TEXTE SOURCE:
+-------+

News - 16.11.2019

Foreign Affairs : "La Tunisie est en train de construire le navire de la démocratie à la voile"… Espoirs et frustration

Foreign Affairs : "La Tunisie est en train de construire le navire de la démocratie à la voile"… Espoirs et frustration

L’urgence en Tunisie, au lendemain du 14 janvier 2011, était-elle aux réformes et à la relance économique ou à la reconstruction politique et institutionnelle, d’abord ? Priorité à la démocratie ou à la croissance ? Avec le recul des huit dernières années, la question se pose avec insistance, tout comme celle comment les pays occidentaux peuvent-ils soutenir efficacement les jeunes démocraties, la Tunisie en cas d’école ? Dans une longue analyse publiée dans le dernier numéro Novembre-Décembre 2019 de Foreign Affairs (proche du Département d’Etat américain), Sarah E. Yerkes (a Fellow at the Carnegie Endowment for International Peace) qui connaît bien la Tunisie où elle vient régulièrement, tente d’apporter des éclairages utiles. Sous le titre de « Le modèle Tunisien », elle affirme, après la mise en exergue de l’exception qu’incarne désormais notre pays, elle écrit : « La Tunisie est en train de construire le navire de la démocratie à la voile, ce qui a provoqué la frustration et la confusion dans l'opinion publique. Les pays en transition seraient bien servis s'ils établissaient clairement les règles du jeu dès le départ et fixaient un calendrier efficace et réaliste pour la mise en place des institutions indispensables au bon fonctionnement de la démocratie. »

+-------+

Enregistrements issus d'une source de données:
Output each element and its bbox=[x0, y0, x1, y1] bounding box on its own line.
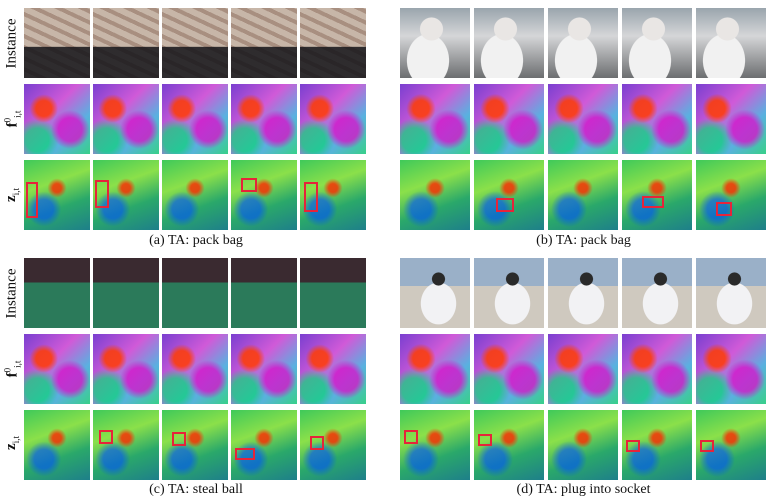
panel-d-z-1 bbox=[400, 410, 470, 480]
highlight-box bbox=[496, 198, 514, 212]
panel-d-instance-1 bbox=[400, 258, 470, 328]
panel-d-instance-4 bbox=[622, 258, 692, 328]
highlight-box bbox=[95, 180, 109, 208]
panel-a-z-5 bbox=[300, 160, 366, 230]
panel-d-instance-5 bbox=[696, 258, 766, 328]
row-label-f-c: f0i,t bbox=[1, 360, 22, 378]
panel-a-instance-5 bbox=[300, 8, 366, 78]
panel-a-caption: (a) TA: pack bag bbox=[149, 233, 243, 248]
panel-b-z-4 bbox=[622, 160, 692, 230]
panel-a-f-5 bbox=[300, 84, 366, 154]
panel-d-z-4 bbox=[622, 410, 692, 480]
row-label-f-a: f0i,t bbox=[1, 110, 22, 128]
panel-c-z-1 bbox=[24, 410, 90, 480]
panel-c-z-3 bbox=[162, 410, 228, 480]
panel-c-instance-5 bbox=[300, 258, 366, 328]
panel-c-instance-3 bbox=[162, 258, 228, 328]
panel-d-f-2 bbox=[474, 334, 544, 404]
panel-b-f-4 bbox=[622, 84, 692, 154]
panel-d-instance-2 bbox=[474, 258, 544, 328]
panel-c-grid bbox=[24, 258, 368, 480]
panel-d-f-3 bbox=[548, 334, 618, 404]
panel-b-f-2 bbox=[474, 84, 544, 154]
panel-b-f-5 bbox=[696, 84, 766, 154]
panel-d-f-5 bbox=[696, 334, 766, 404]
row-label-z-a: zi,t bbox=[3, 188, 21, 202]
panel-b-f-1 bbox=[400, 84, 470, 154]
panel-a-f-2 bbox=[93, 84, 159, 154]
panel-b-instance-3 bbox=[548, 8, 618, 78]
panel-c-f-2 bbox=[93, 334, 159, 404]
panel-a-z-1 bbox=[24, 160, 90, 230]
panel-a-instance-3 bbox=[162, 8, 228, 78]
panel-b-instance-5 bbox=[696, 8, 766, 78]
panel-d-f-1 bbox=[400, 334, 470, 404]
highlight-box bbox=[404, 430, 418, 444]
highlight-box bbox=[304, 182, 318, 212]
highlight-box bbox=[478, 434, 492, 446]
panel-a-f-4 bbox=[231, 84, 297, 154]
panel-d-instance-3 bbox=[548, 258, 618, 328]
panel-a-f-1 bbox=[24, 84, 90, 154]
panel-a-instance-2 bbox=[93, 8, 159, 78]
panel-a-z-3 bbox=[162, 160, 228, 230]
panel-b-instance-4 bbox=[622, 8, 692, 78]
panel-b-z-1 bbox=[400, 160, 470, 230]
panel-c-instance-1 bbox=[24, 258, 90, 328]
highlight-box bbox=[626, 440, 640, 452]
panel-c-f-1 bbox=[24, 334, 90, 404]
panel-d-z-2 bbox=[474, 410, 544, 480]
panel-a-z-2 bbox=[93, 160, 159, 230]
panel-c-z-2 bbox=[93, 410, 159, 480]
panel-d-f-4 bbox=[622, 334, 692, 404]
row-label-z-c: zi,t bbox=[3, 436, 21, 450]
highlight-box bbox=[172, 432, 186, 446]
highlight-box bbox=[716, 202, 732, 216]
panel-a-grid bbox=[24, 8, 368, 230]
panel-d-grid bbox=[400, 258, 767, 480]
panel-b-instance-2 bbox=[474, 8, 544, 78]
panel-c-z-5 bbox=[300, 410, 366, 480]
panel-a-instance-1 bbox=[24, 8, 90, 78]
panel-c-instance-4 bbox=[231, 258, 297, 328]
panel-b-grid bbox=[400, 8, 767, 230]
panel-b-z-5 bbox=[696, 160, 766, 230]
highlight-box bbox=[642, 196, 664, 208]
highlight-box bbox=[99, 430, 113, 444]
panel-c-z-4 bbox=[231, 410, 297, 480]
highlight-box bbox=[310, 436, 324, 450]
panel-b-f-3 bbox=[548, 84, 618, 154]
panel-b-z-3 bbox=[548, 160, 618, 230]
highlight-box bbox=[26, 182, 38, 218]
panel-d-z-3 bbox=[548, 410, 618, 480]
panel-a-instance-4 bbox=[231, 8, 297, 78]
highlight-box bbox=[700, 440, 714, 452]
row-label-instance-c: Instance bbox=[3, 268, 20, 318]
panel-c-f-3 bbox=[162, 334, 228, 404]
row-label-instance-a: Instance bbox=[3, 18, 20, 68]
panel-b-z-2 bbox=[474, 160, 544, 230]
panel-c-f-4 bbox=[231, 334, 297, 404]
panel-b-instance-1 bbox=[400, 8, 470, 78]
panel-c-instance-2 bbox=[93, 258, 159, 328]
panel-c-f-5 bbox=[300, 334, 366, 404]
panel-d-z-5 bbox=[696, 410, 766, 480]
panel-d-caption: (d) TA: plug into socket bbox=[516, 482, 651, 497]
panel-b-caption: (b) TA: pack bag bbox=[536, 233, 631, 248]
highlight-box bbox=[235, 448, 255, 460]
panel-c-caption: (c) TA: steal ball bbox=[149, 482, 243, 497]
panel-a-f-3 bbox=[162, 84, 228, 154]
panel-a-z-4 bbox=[231, 160, 297, 230]
highlight-box bbox=[241, 178, 257, 192]
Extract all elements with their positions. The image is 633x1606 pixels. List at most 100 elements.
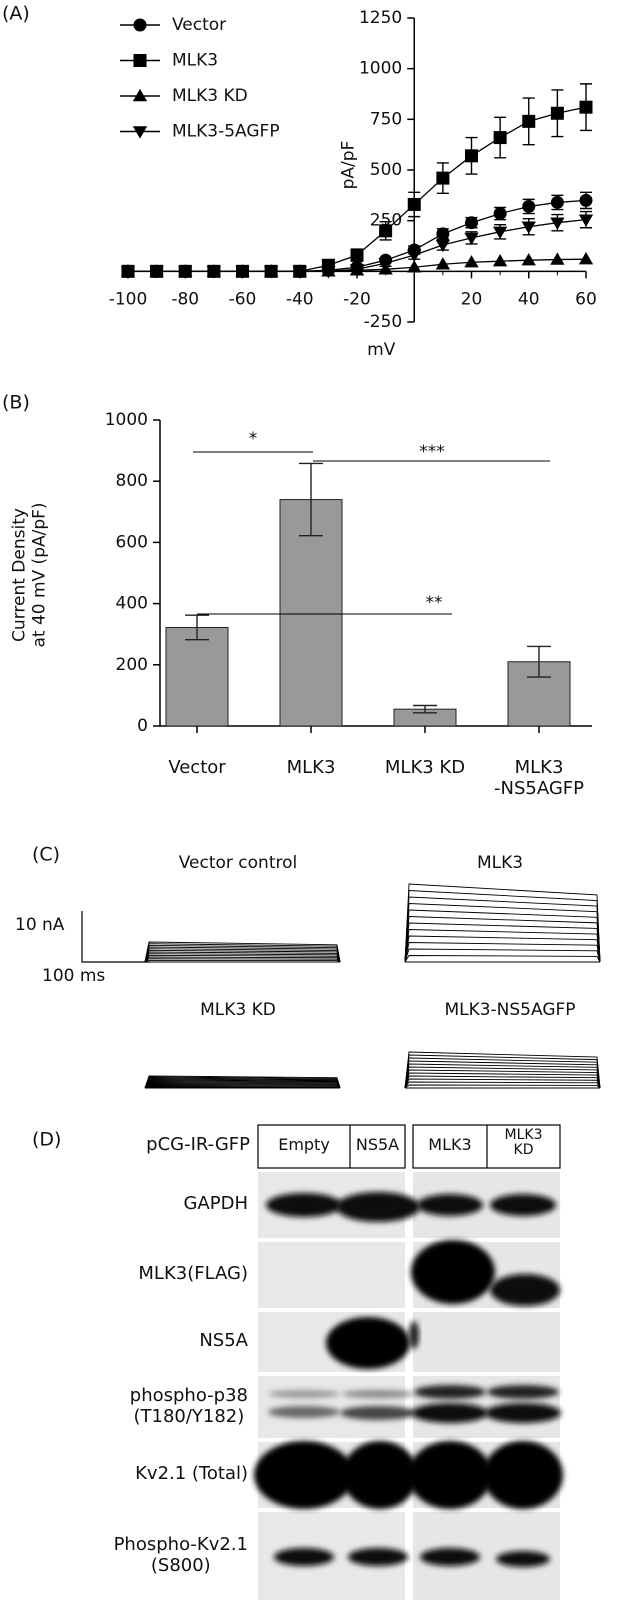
current-trace xyxy=(404,942,601,963)
data-point xyxy=(579,193,593,207)
y-tick-label: 500 xyxy=(370,160,402,180)
current-trace xyxy=(144,1075,341,1089)
current-trace xyxy=(404,1060,601,1089)
data-point xyxy=(578,214,594,227)
blot-band xyxy=(326,1317,410,1369)
legend-label: MLK3 xyxy=(172,51,218,71)
current-trace xyxy=(144,956,341,963)
blot-band xyxy=(336,1192,420,1222)
blot-background xyxy=(258,1242,405,1308)
current-trace xyxy=(144,1085,341,1089)
row-label: GAPDH xyxy=(183,1193,248,1214)
blot-band xyxy=(274,1548,334,1566)
current-trace xyxy=(404,883,601,963)
error-bar xyxy=(299,462,323,537)
panel-label: (B) xyxy=(2,392,30,414)
legend-label: MLK3-5AGFP xyxy=(172,122,280,142)
current-trace xyxy=(404,948,601,963)
current-trace xyxy=(144,959,341,963)
current-trace xyxy=(404,916,601,963)
data-point xyxy=(149,266,164,279)
error-bar xyxy=(185,614,209,641)
current-trace xyxy=(144,948,341,963)
data-point xyxy=(206,266,222,279)
current-trace xyxy=(404,1075,601,1089)
legend-label: Vector xyxy=(172,15,226,35)
data-point xyxy=(407,197,421,211)
blot-band xyxy=(340,1406,416,1420)
panel-label: (A) xyxy=(2,3,30,25)
y-tick-label: 250 xyxy=(370,211,402,231)
data-point xyxy=(120,266,136,279)
current-trace xyxy=(144,953,341,963)
current-trace xyxy=(404,929,601,963)
x-tick-label: MLK3 xyxy=(286,757,336,778)
data-point xyxy=(521,221,536,234)
y-tick-label: 1000 xyxy=(105,410,148,430)
current-trace xyxy=(144,1078,341,1089)
y-tick-label: 800 xyxy=(116,471,148,491)
data-point xyxy=(550,106,564,120)
data-point xyxy=(465,149,478,163)
data-point xyxy=(321,266,336,279)
current-trace xyxy=(144,958,341,963)
blot-band xyxy=(417,1194,483,1216)
current-trace xyxy=(144,954,341,963)
data-point xyxy=(550,252,565,265)
data-point xyxy=(522,114,536,128)
panel-label: (D) xyxy=(32,1129,61,1151)
data-point xyxy=(407,260,422,273)
current-trace xyxy=(404,1063,601,1089)
column-label: MLK3 xyxy=(428,1135,472,1154)
data-point xyxy=(493,207,507,221)
x-tick-label: 20 xyxy=(461,289,483,309)
current-trace xyxy=(404,1084,601,1089)
y-axis-label: pA/pF xyxy=(338,141,358,190)
scale-time: 100 ms xyxy=(42,966,105,986)
current-trace xyxy=(404,1081,601,1089)
data-point xyxy=(349,264,365,277)
y-tick-label: -250 xyxy=(364,312,403,332)
y-tick-label: 0 xyxy=(137,716,148,736)
blot-background xyxy=(413,1312,560,1372)
current-trace xyxy=(404,1057,601,1089)
data-point xyxy=(436,171,450,185)
blot-band xyxy=(414,1385,486,1399)
data-point xyxy=(465,216,478,230)
blot-band xyxy=(342,1390,414,1398)
blot-band xyxy=(490,1194,556,1216)
current-trace xyxy=(404,909,601,963)
data-point xyxy=(550,195,564,209)
current-trace xyxy=(144,951,341,963)
current-trace xyxy=(144,1082,341,1089)
current-trace xyxy=(404,1051,601,1089)
legend-marker xyxy=(132,88,148,102)
x-tick-label: -60 xyxy=(229,289,257,309)
data-point xyxy=(435,257,451,270)
current-trace xyxy=(144,944,341,963)
header-box xyxy=(257,1124,406,1169)
current-trace xyxy=(404,1072,601,1089)
current-trace xyxy=(404,955,601,963)
row-label: Phospho-Kv2.1 (S800) xyxy=(113,1534,248,1576)
x-tick-label: -20 xyxy=(343,289,371,309)
blot-band xyxy=(342,1441,418,1509)
current-trace xyxy=(144,1086,341,1089)
x-tick-label: -100 xyxy=(109,289,148,309)
current-trace xyxy=(404,1078,601,1089)
trace-title: MLK3-NS5AGFP xyxy=(444,1000,575,1020)
blot-band xyxy=(496,1551,550,1567)
data-point xyxy=(378,258,393,271)
legend-marker xyxy=(133,18,147,32)
blot-band xyxy=(268,1390,340,1398)
data-point xyxy=(292,266,307,279)
current-trace xyxy=(144,941,341,963)
bar xyxy=(165,626,229,727)
current-trace xyxy=(404,903,601,963)
data-point xyxy=(235,266,250,279)
y-axis-label: Current Density at 40 mV (pA/pF) xyxy=(9,502,49,648)
blot-band xyxy=(483,1441,563,1509)
current-trace xyxy=(404,896,601,963)
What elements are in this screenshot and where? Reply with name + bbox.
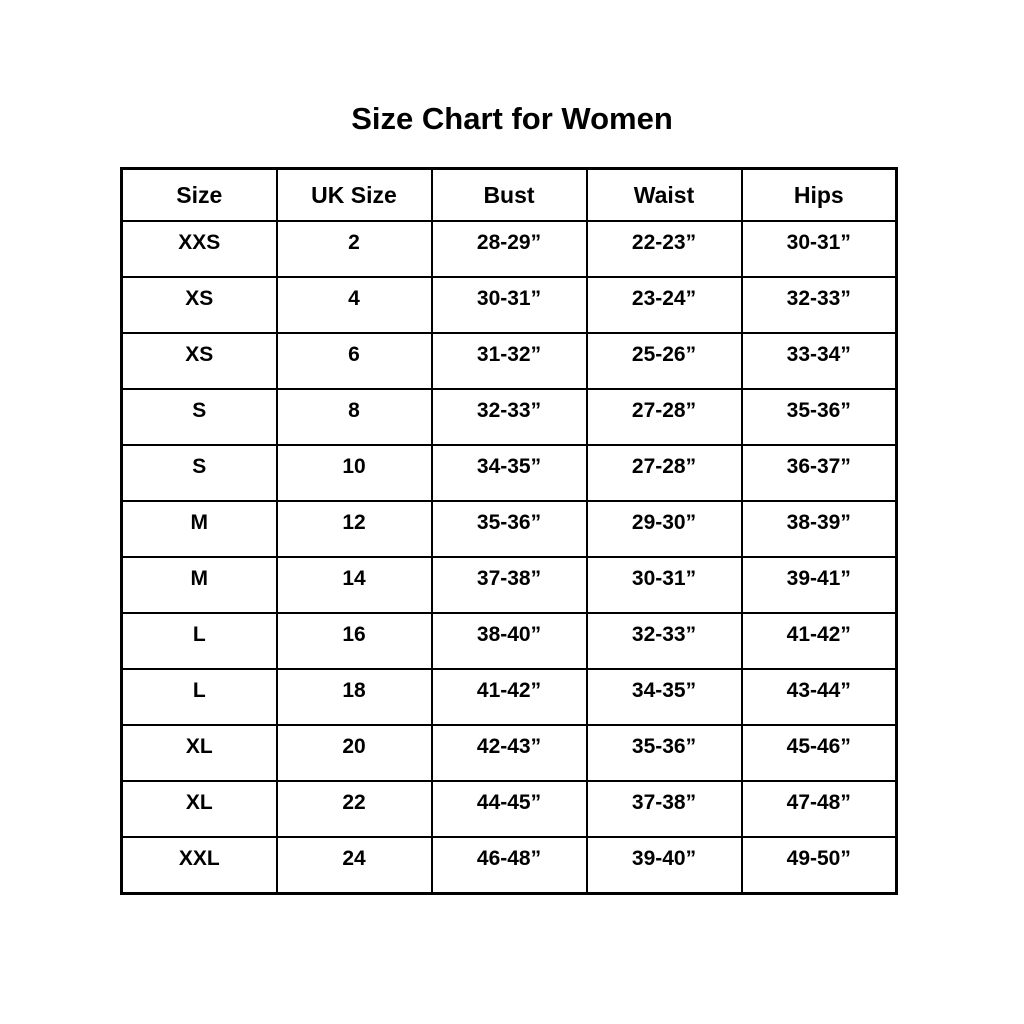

+-------+

OBJECTIFS:
1. Résumez en deux phrases l'article sur la démocratie tunisienne.
2. Rédigez la suite de l'article sur la démocratie tunisienne, en reprenant juste après sa dernière phrase.

RÉSULTATS DES TÂCHES:
1. Huit ans après le 14 janvier 2011, l'article se demande si la Tunisie devait d'abord privilégier les réformes économiques ou la reconstruction politique et institutionnelle, et comment les pays occidentaux peuvent soutenir efficacement les jeunes démocraties. Dans « Le modèle Tunisien », publié par Foreign Affairs en novembre-décembre 2019, Sarah E. Yerkes estime que la Tunisie construit le navire de la démocratie tout en naviguant, ce qui suscite frustration et confusion dans l'opinion, et conseille aux pays en transition de fixer dès le départ des règles claires et un calendrier réaliste pour mettre en place leurs institutions.

2.
« Il y a cependant des limites à ce que l'on peut apprendre de la Tunisie, ajoute Sarah E. Yerkes. En particulier, son expérience n'offre pas de réponse satisfaisante quant à la manière de séquencer les réformes politiques et économiques. Les dirigeants tunisiens ont choisi de se concentrer d'abord sur le renouveau politique, la rédaction d'une nouvelle constitution, la tenue d'élections et la création d'institutions politiques. Ce faisant, l'économie est devenue moribonde et le pays a rompu son contrat social. Pour de nombreux Tunisiens, le nouveau régime n'a pas apporté la dignité qu'ils réclamaient en 2010 et, par conséquent, le public se méfie des nouvelles institutions démocratiques. Mais essayer de redresser l'économie avant de relever le défi de la réforme politique aurait aussi pu se retourner contre nous. Rien ne garantissait qu'une fois que l'économie se serait améliorée, les dirigeants en transition seraient restés attachés à la réforme démocratique. En fin de compte, les défis économiques sont inévitables pendant les transitions démocratiques, et la seule solution viable pourrait être que les étrangers fournissent un filet de sécurité plus solide au moyen de garanties de prêts, d'un soutien budgétaire et d'investissements étrangers directs dans l'espoir de maintenir le soutien public à la démocratie. »

Texte intégral

 

Extraits

(Traduction non officielle)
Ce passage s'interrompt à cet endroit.